- **Task description**:
Determine the number of lines that have the string "control" in them, and give only that number.

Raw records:
┌────────

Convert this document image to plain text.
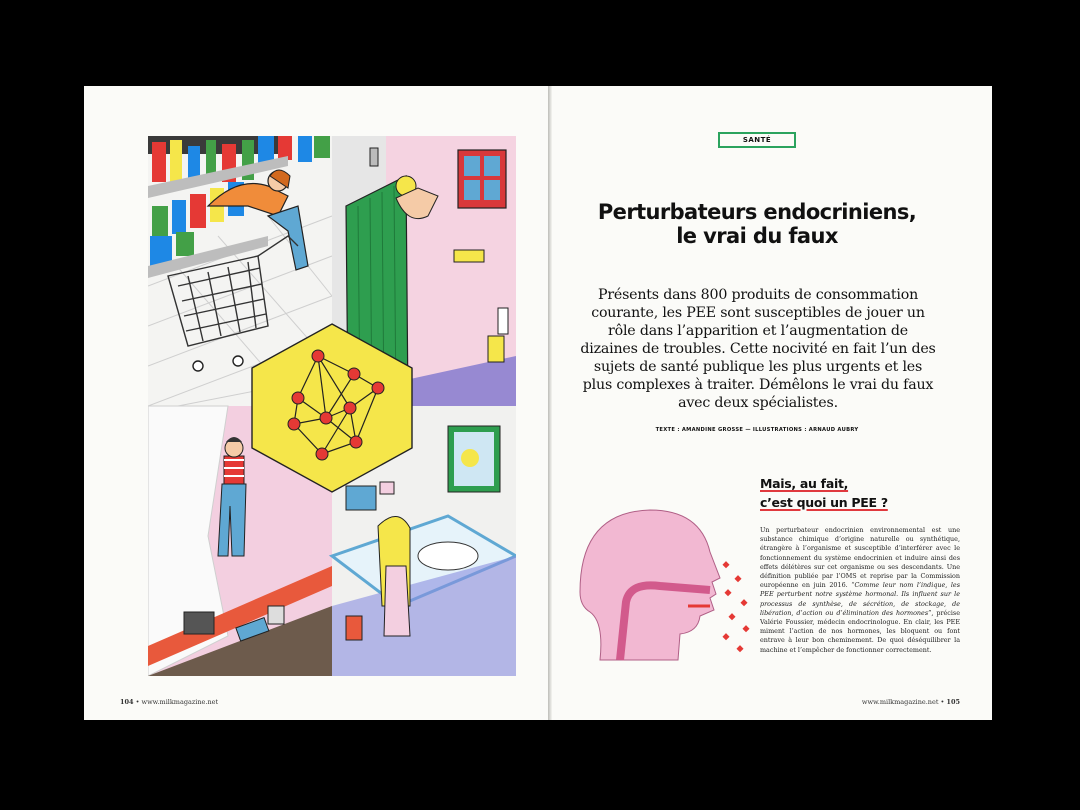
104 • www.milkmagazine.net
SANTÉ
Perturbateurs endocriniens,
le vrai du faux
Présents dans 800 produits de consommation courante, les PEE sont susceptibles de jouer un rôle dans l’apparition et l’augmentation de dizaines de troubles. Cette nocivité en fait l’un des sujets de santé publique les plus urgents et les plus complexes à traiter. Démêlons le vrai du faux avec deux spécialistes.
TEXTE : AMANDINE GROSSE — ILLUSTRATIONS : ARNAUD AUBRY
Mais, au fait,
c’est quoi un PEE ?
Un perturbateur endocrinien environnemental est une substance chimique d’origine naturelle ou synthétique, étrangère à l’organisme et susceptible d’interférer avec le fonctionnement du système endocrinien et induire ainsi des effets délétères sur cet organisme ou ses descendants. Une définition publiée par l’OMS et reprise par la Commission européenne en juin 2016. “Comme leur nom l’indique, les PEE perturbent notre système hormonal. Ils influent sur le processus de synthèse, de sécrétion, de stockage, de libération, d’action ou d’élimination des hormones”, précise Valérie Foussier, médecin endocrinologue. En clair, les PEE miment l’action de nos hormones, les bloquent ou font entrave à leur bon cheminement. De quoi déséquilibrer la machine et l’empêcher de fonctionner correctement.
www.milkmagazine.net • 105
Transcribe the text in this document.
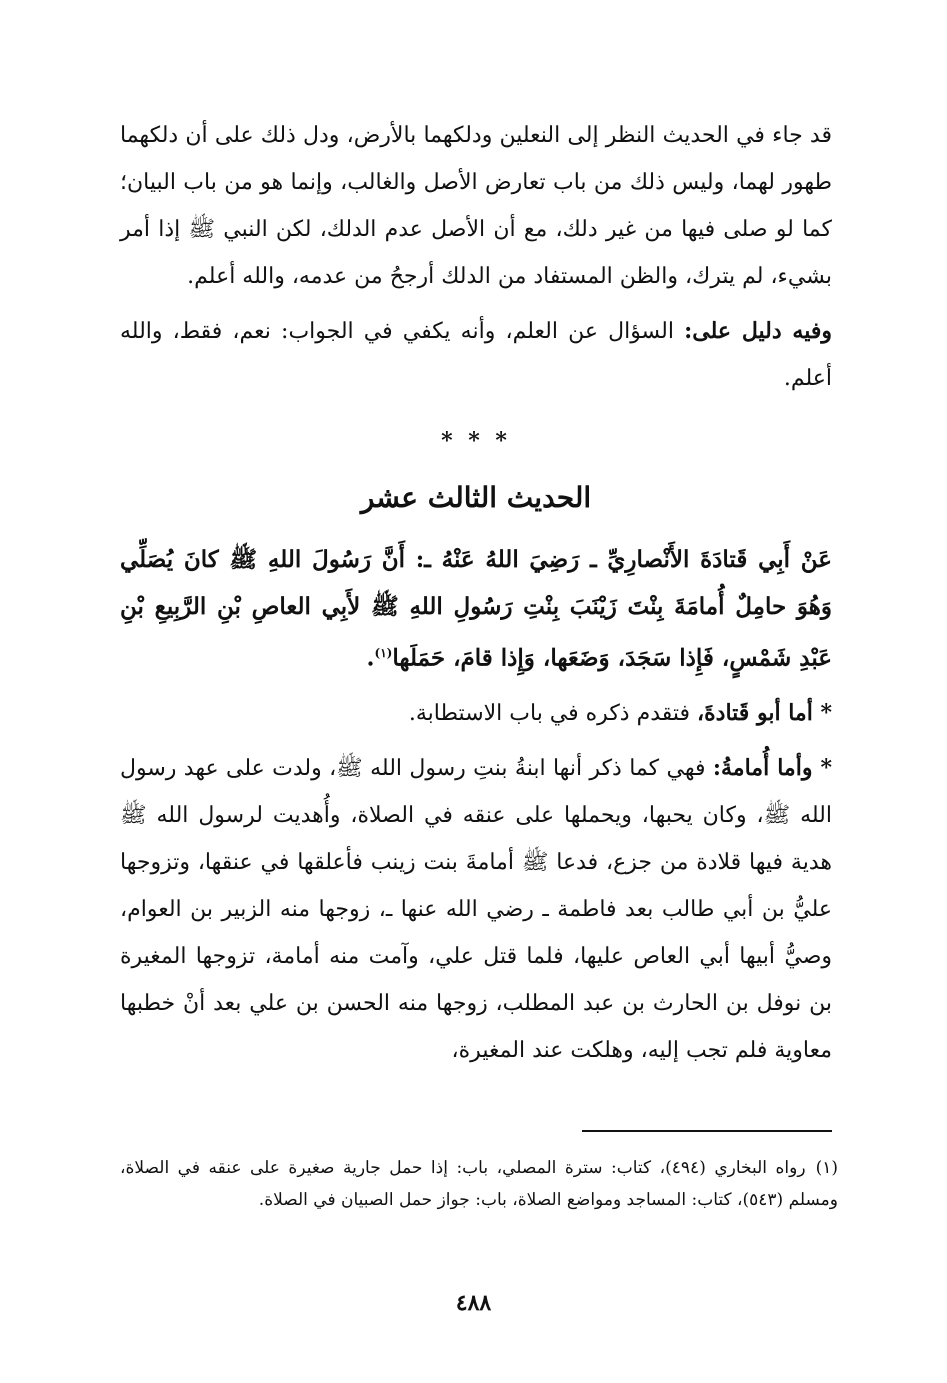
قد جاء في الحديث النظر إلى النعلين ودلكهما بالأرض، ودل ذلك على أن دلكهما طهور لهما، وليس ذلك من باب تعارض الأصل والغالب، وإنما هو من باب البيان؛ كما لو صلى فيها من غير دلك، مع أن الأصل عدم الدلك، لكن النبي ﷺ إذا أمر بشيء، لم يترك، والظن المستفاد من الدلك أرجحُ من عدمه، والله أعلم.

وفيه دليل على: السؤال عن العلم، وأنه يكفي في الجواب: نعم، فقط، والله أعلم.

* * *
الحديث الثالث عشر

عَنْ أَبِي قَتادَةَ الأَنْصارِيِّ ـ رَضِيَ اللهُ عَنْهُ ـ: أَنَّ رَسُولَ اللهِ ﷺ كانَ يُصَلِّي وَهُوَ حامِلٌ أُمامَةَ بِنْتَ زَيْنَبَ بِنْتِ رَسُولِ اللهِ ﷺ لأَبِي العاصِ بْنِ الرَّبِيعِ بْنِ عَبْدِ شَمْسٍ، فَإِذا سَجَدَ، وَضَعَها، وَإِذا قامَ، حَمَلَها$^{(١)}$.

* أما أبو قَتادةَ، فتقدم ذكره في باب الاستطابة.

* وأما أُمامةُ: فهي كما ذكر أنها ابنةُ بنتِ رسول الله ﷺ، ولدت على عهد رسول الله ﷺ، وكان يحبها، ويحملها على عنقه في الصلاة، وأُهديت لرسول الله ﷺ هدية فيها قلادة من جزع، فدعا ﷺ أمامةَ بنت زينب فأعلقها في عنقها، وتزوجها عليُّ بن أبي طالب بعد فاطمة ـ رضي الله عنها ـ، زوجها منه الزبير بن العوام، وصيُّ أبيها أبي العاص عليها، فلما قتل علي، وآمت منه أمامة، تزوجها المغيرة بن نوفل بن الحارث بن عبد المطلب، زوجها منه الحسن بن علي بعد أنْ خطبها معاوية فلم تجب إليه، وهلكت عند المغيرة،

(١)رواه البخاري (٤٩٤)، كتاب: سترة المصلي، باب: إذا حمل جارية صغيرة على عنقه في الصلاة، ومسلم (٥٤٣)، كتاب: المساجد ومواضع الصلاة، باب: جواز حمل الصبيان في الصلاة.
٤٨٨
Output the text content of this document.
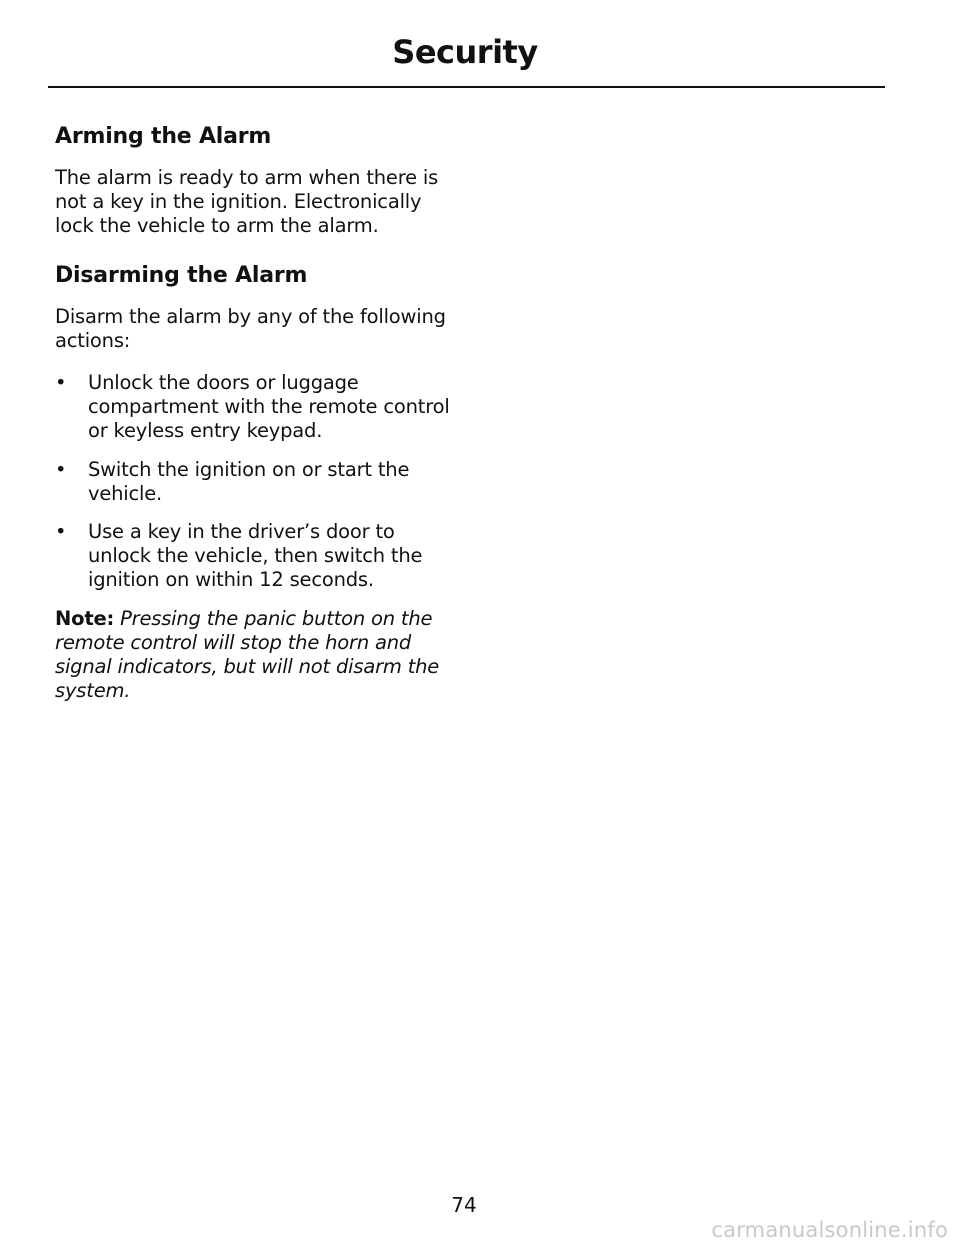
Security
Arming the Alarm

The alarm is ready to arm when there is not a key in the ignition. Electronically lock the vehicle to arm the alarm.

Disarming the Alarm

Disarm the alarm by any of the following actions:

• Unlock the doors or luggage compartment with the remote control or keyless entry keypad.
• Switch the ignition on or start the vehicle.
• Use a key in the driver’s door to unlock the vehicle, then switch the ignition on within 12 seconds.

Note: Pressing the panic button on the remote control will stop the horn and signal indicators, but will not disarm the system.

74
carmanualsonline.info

└────────

- **Right answer**:
2